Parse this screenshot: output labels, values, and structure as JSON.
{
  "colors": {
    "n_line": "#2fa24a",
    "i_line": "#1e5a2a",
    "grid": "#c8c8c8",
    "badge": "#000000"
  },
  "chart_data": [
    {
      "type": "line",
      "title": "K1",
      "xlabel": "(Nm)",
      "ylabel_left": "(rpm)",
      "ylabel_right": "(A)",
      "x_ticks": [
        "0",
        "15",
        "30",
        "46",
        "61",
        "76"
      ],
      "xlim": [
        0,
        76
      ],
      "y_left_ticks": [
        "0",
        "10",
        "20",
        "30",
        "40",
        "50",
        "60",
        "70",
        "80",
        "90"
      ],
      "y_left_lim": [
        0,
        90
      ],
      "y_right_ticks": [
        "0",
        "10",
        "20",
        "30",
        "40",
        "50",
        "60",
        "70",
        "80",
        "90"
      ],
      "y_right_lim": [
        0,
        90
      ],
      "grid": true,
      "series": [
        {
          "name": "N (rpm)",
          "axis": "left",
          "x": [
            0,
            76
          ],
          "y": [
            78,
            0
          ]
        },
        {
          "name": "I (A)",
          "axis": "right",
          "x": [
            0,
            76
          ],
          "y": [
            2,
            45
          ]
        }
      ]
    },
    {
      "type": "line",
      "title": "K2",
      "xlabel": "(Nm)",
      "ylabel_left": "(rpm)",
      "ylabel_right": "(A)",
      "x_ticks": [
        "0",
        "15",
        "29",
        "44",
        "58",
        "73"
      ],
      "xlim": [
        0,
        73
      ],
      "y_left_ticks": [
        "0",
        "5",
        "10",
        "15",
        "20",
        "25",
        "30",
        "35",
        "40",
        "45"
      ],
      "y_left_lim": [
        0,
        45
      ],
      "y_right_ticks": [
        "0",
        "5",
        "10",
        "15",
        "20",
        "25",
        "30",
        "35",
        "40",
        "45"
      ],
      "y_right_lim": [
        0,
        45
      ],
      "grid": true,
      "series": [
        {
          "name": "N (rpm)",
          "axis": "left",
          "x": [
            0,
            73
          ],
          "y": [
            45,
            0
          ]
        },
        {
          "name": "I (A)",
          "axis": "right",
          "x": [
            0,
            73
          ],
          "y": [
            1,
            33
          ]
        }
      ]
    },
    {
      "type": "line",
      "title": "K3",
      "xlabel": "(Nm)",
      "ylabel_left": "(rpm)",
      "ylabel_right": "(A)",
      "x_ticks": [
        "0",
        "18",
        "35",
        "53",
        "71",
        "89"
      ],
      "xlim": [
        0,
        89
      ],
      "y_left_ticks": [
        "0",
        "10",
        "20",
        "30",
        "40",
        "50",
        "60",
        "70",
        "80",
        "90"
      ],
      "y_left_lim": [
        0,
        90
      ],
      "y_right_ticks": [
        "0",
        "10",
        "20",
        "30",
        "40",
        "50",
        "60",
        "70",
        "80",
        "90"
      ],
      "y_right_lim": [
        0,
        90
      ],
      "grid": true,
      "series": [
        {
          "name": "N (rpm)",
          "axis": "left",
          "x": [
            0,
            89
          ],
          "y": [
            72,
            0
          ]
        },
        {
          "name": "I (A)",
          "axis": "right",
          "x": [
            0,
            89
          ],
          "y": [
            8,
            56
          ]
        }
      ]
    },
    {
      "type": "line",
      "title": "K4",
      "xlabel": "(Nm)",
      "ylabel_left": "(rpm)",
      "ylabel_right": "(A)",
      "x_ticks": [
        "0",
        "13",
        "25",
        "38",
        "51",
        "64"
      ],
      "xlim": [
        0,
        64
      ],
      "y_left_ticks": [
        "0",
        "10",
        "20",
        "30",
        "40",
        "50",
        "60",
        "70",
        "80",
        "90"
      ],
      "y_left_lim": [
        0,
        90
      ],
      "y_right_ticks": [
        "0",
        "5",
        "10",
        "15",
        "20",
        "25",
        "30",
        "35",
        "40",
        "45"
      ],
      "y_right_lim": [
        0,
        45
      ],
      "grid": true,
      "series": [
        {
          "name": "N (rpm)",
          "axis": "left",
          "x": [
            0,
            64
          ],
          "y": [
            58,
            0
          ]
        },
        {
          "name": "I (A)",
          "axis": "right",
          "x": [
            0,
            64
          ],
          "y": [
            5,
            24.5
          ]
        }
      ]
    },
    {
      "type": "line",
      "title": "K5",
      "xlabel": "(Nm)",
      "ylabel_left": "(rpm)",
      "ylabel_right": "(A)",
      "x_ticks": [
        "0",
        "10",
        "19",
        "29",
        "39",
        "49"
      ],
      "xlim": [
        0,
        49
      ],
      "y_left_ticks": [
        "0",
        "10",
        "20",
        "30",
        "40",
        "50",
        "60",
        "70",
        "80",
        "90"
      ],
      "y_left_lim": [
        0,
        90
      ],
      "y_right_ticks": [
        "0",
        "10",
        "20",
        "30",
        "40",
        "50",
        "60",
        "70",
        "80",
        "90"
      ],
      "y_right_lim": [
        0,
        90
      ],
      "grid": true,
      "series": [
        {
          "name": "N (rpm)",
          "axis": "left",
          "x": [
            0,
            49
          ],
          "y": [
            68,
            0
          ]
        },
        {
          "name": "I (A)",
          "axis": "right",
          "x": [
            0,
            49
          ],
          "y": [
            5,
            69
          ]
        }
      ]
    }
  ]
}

» What the task requires:
Set down the listing in full, keeping every word exactly as it is.

» Written reply:
Parse this screenshot: output labels, values, and structure as JSON.
{
  "colors": {
    "n_line": "#2fa24a",
    "i_line": "#1e5a2a",
    "grid": "#c8c8c8",
    "badge": "#000000"
  },
  "chart_data": [
    {
      "type": "line",
      "title": "K1",
      "xlabel": "(Nm)",
      "ylabel_left": "(rpm)",
      "ylabel_right": "(A)",
      "x_ticks": [
        "0",
        "15",
        "30",
        "46",
        "61",
        "76"
      ],
      "xlim": [
        0,
        76
      ],
      "y_left_ticks": [
        "0",
        "10",
        "20",
        "30",
        "40",
        "50",
        "60",
        "70",
        "80",
        "90"
      ],
      "y_left_lim": [
        0,
        90
      ],
      "y_right_ticks": [
        "0",
        "10",
        "20",
        "30",
        "40",
        "50",
        "60",
        "70",
        "80",
        "90"
      ],
      "y_right_lim": [
        0,
        90
      ],
      "grid": true,
      "series": [
        {
          "name": "N (rpm)",
          "axis": "left",
          "x": [
            0,
            76
          ],
          "y": [
            78,
            0
          ]
        },
        {
          "name": "I (A)",
          "axis": "right",
          "x": [
            0,
            76
          ],
          "y": [
            2,
            45
          ]
        }
      ]
    },
    {
      "type": "line",
      "title": "K2",
      "xlabel": "(Nm)",
      "ylabel_left": "(rpm)",
      "ylabel_right": "(A)",
      "x_ticks": [
        "0",
        "15",
        "29",
        "44",
        "58",
        "73"
      ],
      "xlim": [
        0,
        73
      ],
      "y_left_ticks": [
        "0",
        "5",
        "10",
        "15",
        "20",
        "25",
        "30",
        "35",
        "40",
        "45"
      ],
      "y_left_lim": [
        0,
        45
      ],
      "y_right_ticks": [
        "0",
        "5",
        "10",
        "15",
        "20",
        "25",
        "30",
        "35",
        "40",
        "45"
      ],
      "y_right_lim": [
        0,
        45
      ],
      "grid": true,
      "series": [
        {
          "name": "N (rpm)",
          "axis": "left",
          "x": [
            0,
            73
          ],
          "y": [
            45,
            0
          ]
        },
        {
          "name": "I (A)",
          "axis": "right",
          "x": [
            0,
            73
          ],
          "y": [
            1,
            33
          ]
        }
      ]
    },
    {
      "type": "line",
      "title": "K3",
      "xlabel": "(Nm)",
      "ylabel_left": "(rpm)",
      "ylabel_right": "(A)",
      "x_ticks": [
        "0",
        "18",
        "35",
        "53",
        "71",
        "89"
      ],
      "xlim": [
        0,
        89
      ],
      "y_left_ticks": [
        "0",
        "10",
        "20",
        "30",
        "40",
        "50",
        "60",
        "70",
        "80",
        "90"
      ],
      "y_left_lim": [
        0,
        90
      ],
      "y_right_ticks": [
        "0",
        "10",
        "20",
        "30",
        "40",
        "50",
        "60",
        "70",
        "80",
        "90"
      ],
      "y_right_lim": [
        0,
        90
      ],
      "grid": true,
      "series": [
        {
          "name": "N (rpm)",
          "axis": "left",
          "x": [
            0,
            89
          ],
          "y": [
            72,
            0
          ]
        },
        {
          "name": "I (A)",
          "axis": "right",
          "x": [
            0,
            89
          ],
          "y": [
            8,
            56
          ]
        }
      ]
    },
    {
      "type": "line",
      "title": "K4",
      "xlabel": "(Nm)",
      "ylabel_left": "(rpm)",
      "ylabel_right": "(A)",
      "x_ticks": [
        "0",
        "13",
        "25",
        "38",
        "51",
        "64"
      ],
      "xlim": [
        0,
        64
      ],
      "y_left_ticks": [
        "0",
        "10",
        "20",
        "30",
        "40",
        "50",
        "60",
        "70",
        "80",
        "90"
      ],
      "y_left_lim": [
        0,
        90
      ],
      "y_right_ticks": [
        "0",
        "5",
        "10",
        "15",
        "20",
        "25",
        "30",
        "35",
        "40",
        "45"
      ],
      "y_right_lim": [
        0,
        45
      ],
      "grid": true,
      "series": [
        {
          "name": "N (rpm)",
          "axis": "left",
          "x": [
            0,
            64
          ],
          "y": [
            58,
            0
          ]
        },
        {
          "name": "I (A)",
          "axis": "right",
          "x": [
            0,
            64
          ],
          "y": [
            5,
            24.5
          ]
        }
      ]
    },
    {
      "type": "line",
      "title": "K5",
      "xlabel": "(Nm)",
      "ylabel_left": "(rpm)",
      "ylabel_right": "(A)",
      "x_ticks": [
        "0",
        "10",
        "19",
        "29",
        "39",
        "49"
      ],
      "xlim": [
        0,
        49
      ],
      "y_left_ticks": [
        "0",
        "10",
        "20",
        "30",
        "40",
        "50",
        "60",
        "70",
        "80",
        "90"
      ],
      "y_left_lim": [
        0,
        90
      ],
      "y_right_ticks": [
        "0",
        "10",
        "20",
        "30",
        "40",
        "50",
        "60",
        "70",
        "80",
        "90"
      ],
      "y_right_lim": [
        0,
        90
      ],
      "grid": true,
      "series": [
        {
          "name": "N (rpm)",
          "axis": "left",
          "x": [
            0,
            49
          ],
          "y": [
            68,
            0
          ]
        },
        {
          "name": "I (A)",
          "axis": "right",
          "x": [
            0,
            49
          ],
          "y": [
            5,
            69
          ]
        }
      ]
    }
  ]
}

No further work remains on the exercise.